State the number of lines that contain "right", with no other text.

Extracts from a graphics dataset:
+===+

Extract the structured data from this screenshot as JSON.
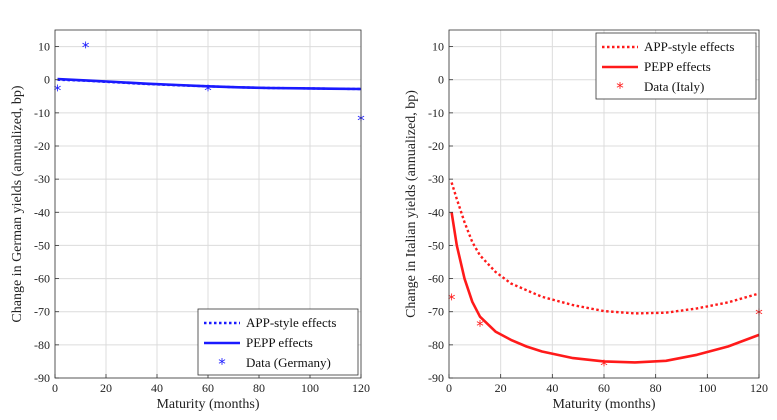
{
  "chart_data": [
    {
      "type": "line",
      "xlabel": "Maturity (months)",
      "ylabel": "Change in German yields (annualized, bp)",
      "xlim": [
        0,
        120
      ],
      "ylim": [
        -90,
        15
      ],
      "xticks": [
        0,
        20,
        40,
        60,
        80,
        100,
        120
      ],
      "yticks": [
        10,
        0,
        -10,
        -20,
        -30,
        -40,
        -50,
        -60,
        -70,
        -80,
        -90
      ],
      "grid": true,
      "legend_position": "bottom-right",
      "color": "#1a1aff",
      "series": [
        {
          "name": "APP-style effects",
          "style": "dotted",
          "x": [
            1,
            12,
            24,
            36,
            48,
            60,
            72,
            84,
            96,
            108,
            120
          ],
          "y": [
            0,
            -0.3,
            -0.8,
            -1.3,
            -1.7,
            -2.0,
            -2.3,
            -2.5,
            -2.6,
            -2.7,
            -2.8
          ]
        },
        {
          "name": "PEPP effects",
          "style": "solid",
          "x": [
            1,
            12,
            24,
            36,
            48,
            60,
            72,
            84,
            96,
            108,
            120
          ],
          "y": [
            0.2,
            -0.2,
            -0.7,
            -1.2,
            -1.6,
            -2.0,
            -2.3,
            -2.5,
            -2.6,
            -2.7,
            -2.8
          ]
        },
        {
          "name": "Data (Germany)",
          "style": "marker",
          "x": [
            1,
            12,
            60,
            120
          ],
          "y": [
            -3,
            10,
            -3,
            -12
          ]
        }
      ]
    },
    {
      "type": "line",
      "xlabel": "Maturity (months)",
      "ylabel": "Change in Italian yields (annualized, bp)",
      "xlim": [
        0,
        120
      ],
      "ylim": [
        -90,
        15
      ],
      "xticks": [
        0,
        20,
        40,
        60,
        80,
        100,
        120
      ],
      "yticks": [
        10,
        0,
        -10,
        -20,
        -30,
        -40,
        -50,
        -60,
        -70,
        -80,
        -90
      ],
      "grid": true,
      "legend_position": "top-right",
      "color": "#ff1a1a",
      "series": [
        {
          "name": "APP-style effects",
          "style": "dotted",
          "x": [
            1,
            3,
            6,
            9,
            12,
            18,
            24,
            30,
            36,
            48,
            60,
            72,
            84,
            96,
            108,
            120
          ],
          "y": [
            -31,
            -36,
            -43,
            -49,
            -53,
            -58,
            -61.5,
            -63.5,
            -65.5,
            -68,
            -69.8,
            -70.5,
            -70.3,
            -69,
            -67.2,
            -64.5
          ]
        },
        {
          "name": "PEPP effects",
          "style": "solid",
          "x": [
            1,
            3,
            6,
            9,
            12,
            18,
            24,
            30,
            36,
            48,
            60,
            72,
            84,
            96,
            108,
            120
          ],
          "y": [
            -40,
            -50,
            -60,
            -67,
            -71.5,
            -76,
            -78.5,
            -80.5,
            -82,
            -84,
            -85,
            -85.3,
            -84.8,
            -83,
            -80.5,
            -77
          ]
        },
        {
          "name": "Data (Italy)",
          "style": "marker",
          "x": [
            1,
            12,
            60,
            120
          ],
          "y": [
            -66,
            -74,
            -86,
            -70.5
          ]
        }
      ]
    }
  ]
}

+===+

#### The result
2